▶ [GIVEN PROBLEM] Quote the records beneath, complete and exact. Leave out images.

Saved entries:
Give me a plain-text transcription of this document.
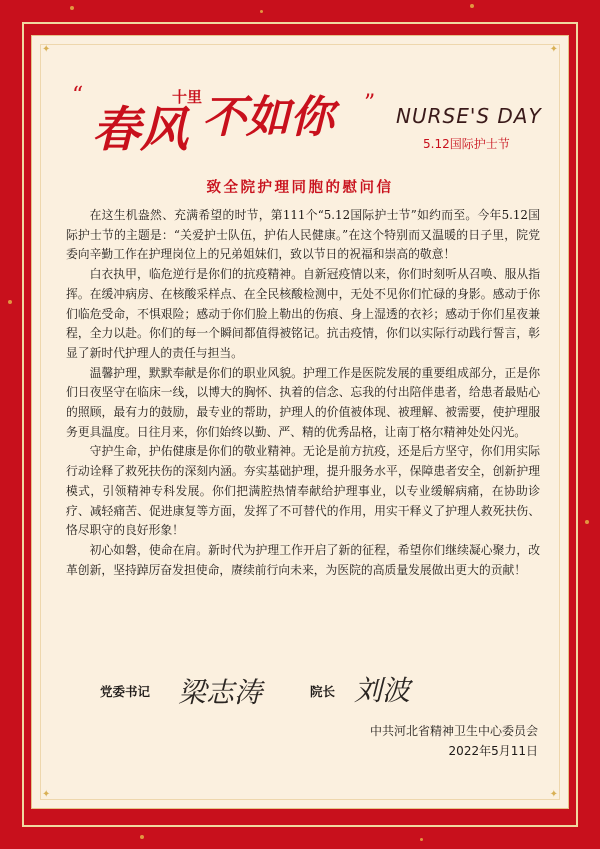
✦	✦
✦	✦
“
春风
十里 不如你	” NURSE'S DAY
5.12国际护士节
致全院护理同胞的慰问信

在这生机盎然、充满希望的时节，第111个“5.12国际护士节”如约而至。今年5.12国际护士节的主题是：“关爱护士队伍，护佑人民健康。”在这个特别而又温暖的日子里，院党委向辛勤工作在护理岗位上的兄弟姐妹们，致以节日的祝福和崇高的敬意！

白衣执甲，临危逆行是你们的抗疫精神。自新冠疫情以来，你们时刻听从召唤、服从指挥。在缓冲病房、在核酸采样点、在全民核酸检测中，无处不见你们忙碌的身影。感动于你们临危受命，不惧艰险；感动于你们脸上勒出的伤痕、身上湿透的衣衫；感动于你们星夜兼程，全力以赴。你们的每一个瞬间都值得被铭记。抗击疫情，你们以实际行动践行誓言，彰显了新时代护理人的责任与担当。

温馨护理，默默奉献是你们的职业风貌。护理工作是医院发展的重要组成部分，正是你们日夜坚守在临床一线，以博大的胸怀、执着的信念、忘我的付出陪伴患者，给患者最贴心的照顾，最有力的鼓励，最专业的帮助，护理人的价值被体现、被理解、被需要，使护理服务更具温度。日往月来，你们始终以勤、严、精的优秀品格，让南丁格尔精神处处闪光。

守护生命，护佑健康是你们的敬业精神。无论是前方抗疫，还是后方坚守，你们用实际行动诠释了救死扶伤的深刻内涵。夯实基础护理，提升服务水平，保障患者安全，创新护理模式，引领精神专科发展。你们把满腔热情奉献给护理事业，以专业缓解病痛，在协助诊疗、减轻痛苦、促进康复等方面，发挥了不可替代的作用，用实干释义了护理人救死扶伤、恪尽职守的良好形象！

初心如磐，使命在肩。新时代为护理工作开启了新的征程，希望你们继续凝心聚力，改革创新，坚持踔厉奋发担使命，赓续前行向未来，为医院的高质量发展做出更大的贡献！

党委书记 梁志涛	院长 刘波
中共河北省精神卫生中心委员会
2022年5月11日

▶ [ANSWER TO THIS PROBLEM]
Give me a plain-text transcription of this document.
✦	✦
✦	✦
“
春风
十里 不如你	” NURSE'S DAY
5.12国际护士节
致全院护理同胞的慰问信

在这生机盎然、充满希望的时节，第111个“5.12国际护士节”如约而至。今年5.12国际护士节的主题是：“关爱护士队伍，护佑人民健康。”在这个特别而又温暖的日子里，院党委向辛勤工作在护理岗位上的兄弟姐妹们，致以节日的祝福和崇高的敬意！

白衣执甲，临危逆行是你们的抗疫精神。自新冠疫情以来，你们时刻听从召唤、服从指挥。在缓冲病房、在核酸采样点、在全民核酸检测中，无处不见你们忙碌的身影。感动于你们临危受命，不惧艰险；感动于你们脸上勒出的伤痕、身上湿透的衣衫；感动于你们星夜兼程，全力以赴。你们的每一个瞬间都值得被铭记。抗击疫情，你们以实际行动践行誓言，彰显了新时代护理人的责任与担当。

温馨护理，默默奉献是你们的职业风貌。护理工作是医院发展的重要组成部分，正是你们日夜坚守在临床一线，以博大的胸怀、执着的信念、忘我的付出陪伴患者，给患者最贴心的照顾，最有力的鼓励，最专业的帮助，护理人的价值被体现、被理解、被需要，使护理服务更具温度。日往月来，你们始终以勤、严、精的优秀品格，让南丁格尔精神处处闪光。

守护生命，护佑健康是你们的敬业精神。无论是前方抗疫，还是后方坚守，你们用实际行动诠释了救死扶伤的深刻内涵。夯实基础护理，提升服务水平，保障患者安全，创新护理模式，引领精神专科发展。你们把满腔热情奉献给护理事业，以专业缓解病痛，在协助诊疗、减轻痛苦、促进康复等方面，发挥了不可替代的作用，用实干释义了护理人救死扶伤、恪尽职守的良好形象！

初心如磐，使命在肩。新时代为护理工作开启了新的征程，希望你们继续凝心聚力，改革创新，坚持踔厉奋发担使命，赓续前行向未来，为医院的高质量发展做出更大的贡献！

党委书记 梁志涛	院长 刘波
中共河北省精神卫生中心委员会
2022年5月11日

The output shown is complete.